| Exercise requirements |
Reproduce the records below verbatim, leaving out the pictures.

┌─ Supplied material

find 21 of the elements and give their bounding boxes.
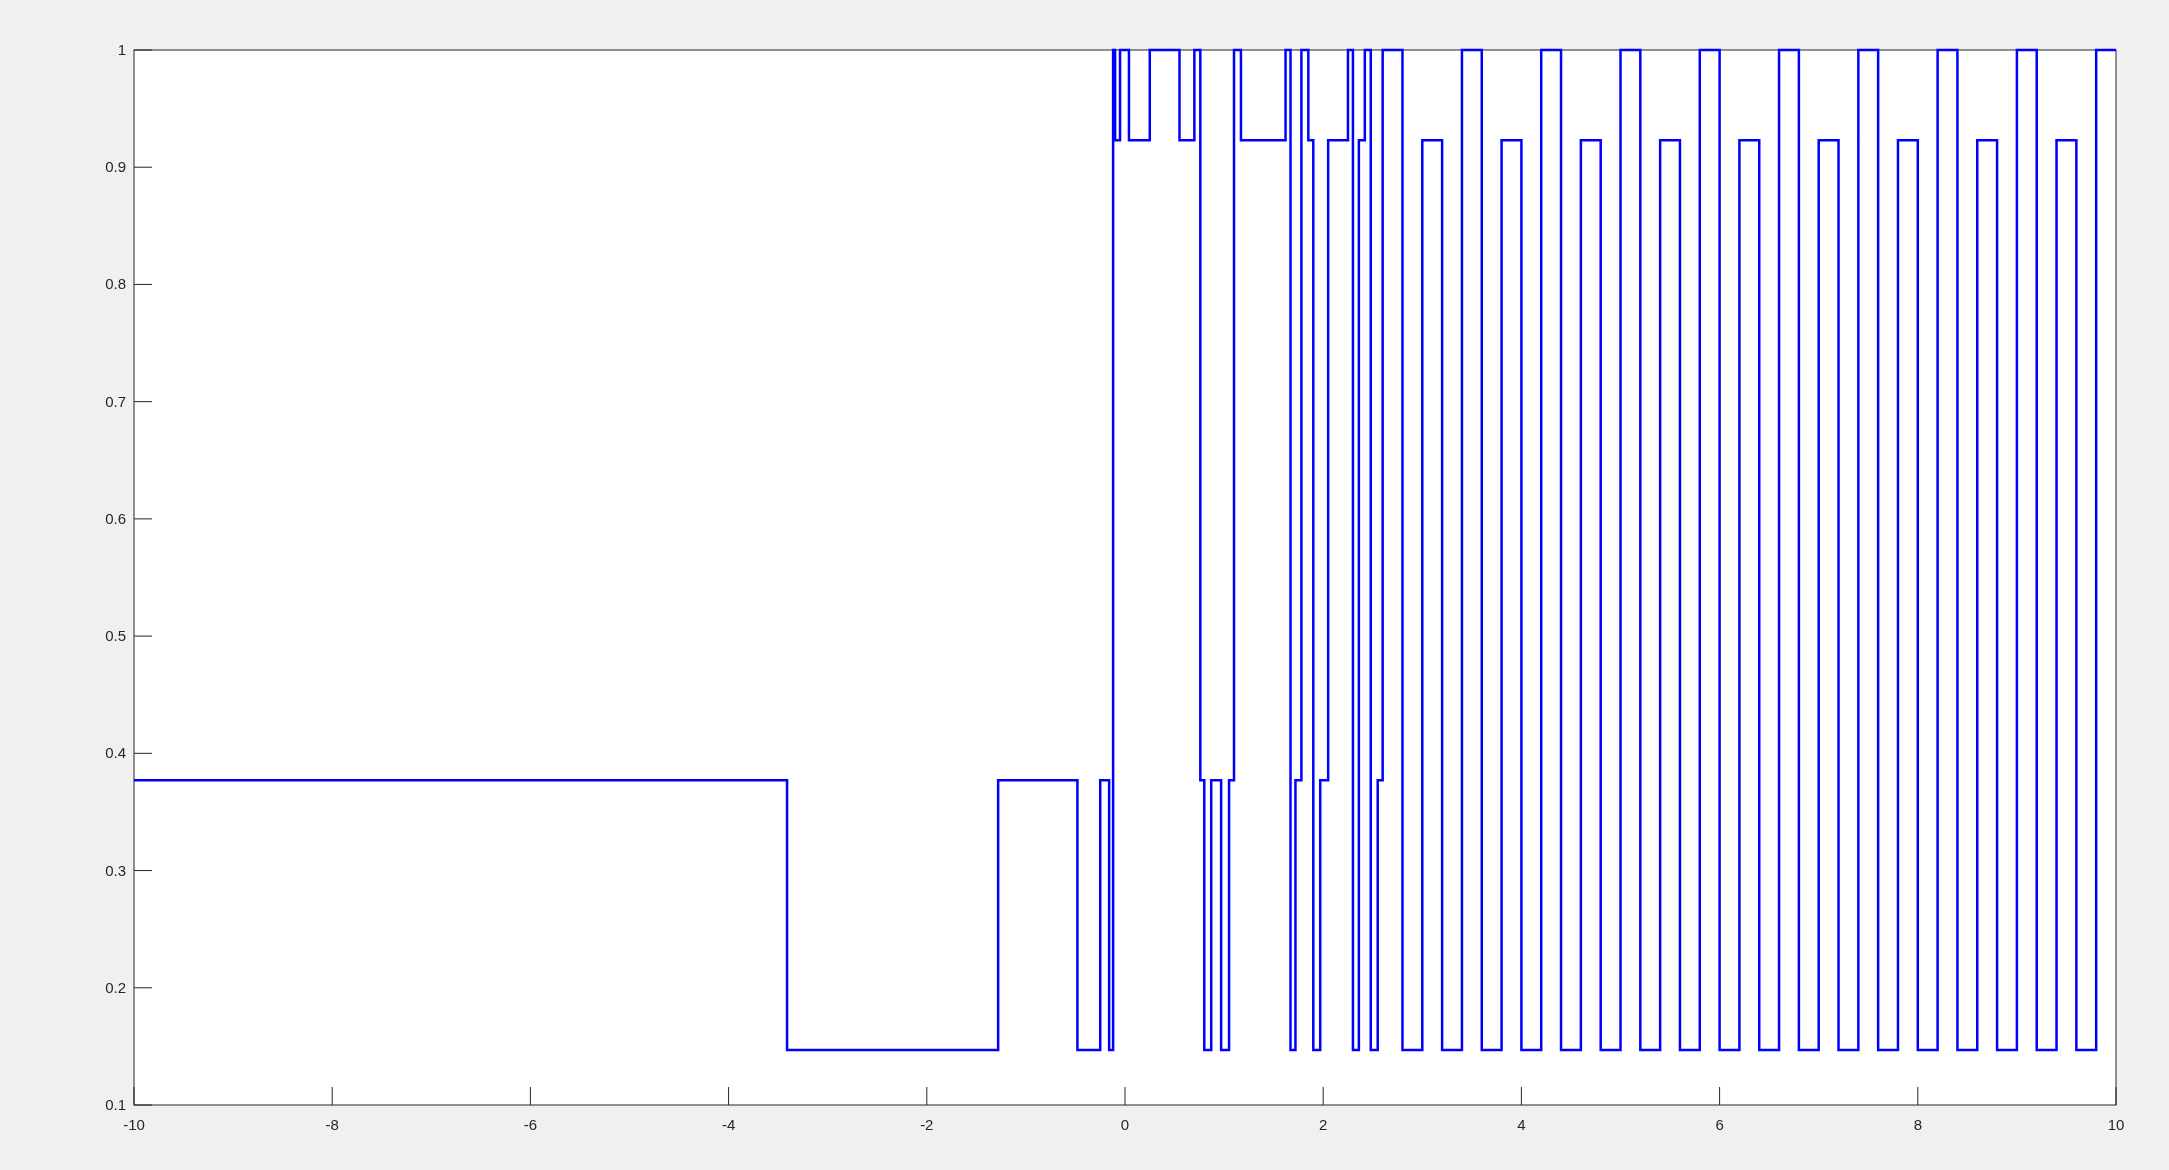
x-tick-label: 4 <box>1517 1116 1526 1133</box>
x-tick-label: 6 <box>1715 1116 1724 1133</box>
y-tick-label: 1 <box>117 41 126 58</box>
x-tick-label: -4 <box>721 1116 736 1133</box>
x-tick-label: 0 <box>1120 1116 1130 1133</box>
y-tick-label: 0.7 <box>105 392 126 410</box>
x-tick-label: 2 <box>1319 1116 1328 1133</box>
y-tick-label: 0.4 <box>105 744 126 762</box>
x-tick-label: 10 <box>2107 1116 2125 1133</box>
y-tick-label: 0.8 <box>105 275 126 293</box>
y-tick-label: 0.1 <box>105 1096 126 1113</box>
x-tick-label: 8 <box>1913 1116 1922 1133</box>
y-tick-label: 0.3 <box>105 861 126 879</box>
x-tick-label: -10 <box>123 1116 145 1133</box>
x-tick-label: -2 <box>920 1116 934 1133</box>
y-tick-label: 0.9 <box>105 158 126 176</box>
y-tick-label: 0.5 <box>105 627 126 645</box>
x-tick-label: -6 <box>523 1116 538 1133</box>
y-tick-label: 0.6 <box>105 509 126 527</box>
x-tick-label: -8 <box>325 1116 339 1133</box>
y-tick-label: 0.2 <box>105 978 126 996</box>
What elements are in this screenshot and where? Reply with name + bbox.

└─

| The solution |
find 21 of the elements and give their bounding boxes.
x-tick-label: 4 <box>1517 1116 1526 1133</box>
x-tick-label: 6 <box>1715 1116 1724 1133</box>
y-tick-label: 1 <box>117 41 126 58</box>
x-tick-label: -4 <box>721 1116 736 1133</box>
x-tick-label: 0 <box>1120 1116 1130 1133</box>
y-tick-label: 0.7 <box>105 392 126 410</box>
x-tick-label: 2 <box>1319 1116 1328 1133</box>
y-tick-label: 0.4 <box>105 744 126 762</box>
x-tick-label: 10 <box>2107 1116 2125 1133</box>
y-tick-label: 0.8 <box>105 275 126 293</box>
y-tick-label: 0.1 <box>105 1096 126 1113</box>
x-tick-label: 8 <box>1913 1116 1922 1133</box>
y-tick-label: 0.3 <box>105 861 126 879</box>
x-tick-label: -10 <box>123 1116 145 1133</box>
x-tick-label: -2 <box>920 1116 934 1133</box>
y-tick-label: 0.9 <box>105 158 126 176</box>
y-tick-label: 0.5 <box>105 627 126 645</box>
x-tick-label: -6 <box>523 1116 538 1133</box>
y-tick-label: 0.6 <box>105 509 126 527</box>
x-tick-label: -8 <box>325 1116 339 1133</box>
y-tick-label: 0.2 <box>105 978 126 996</box>
What elements are in this screenshot and where? Reply with name + bbox.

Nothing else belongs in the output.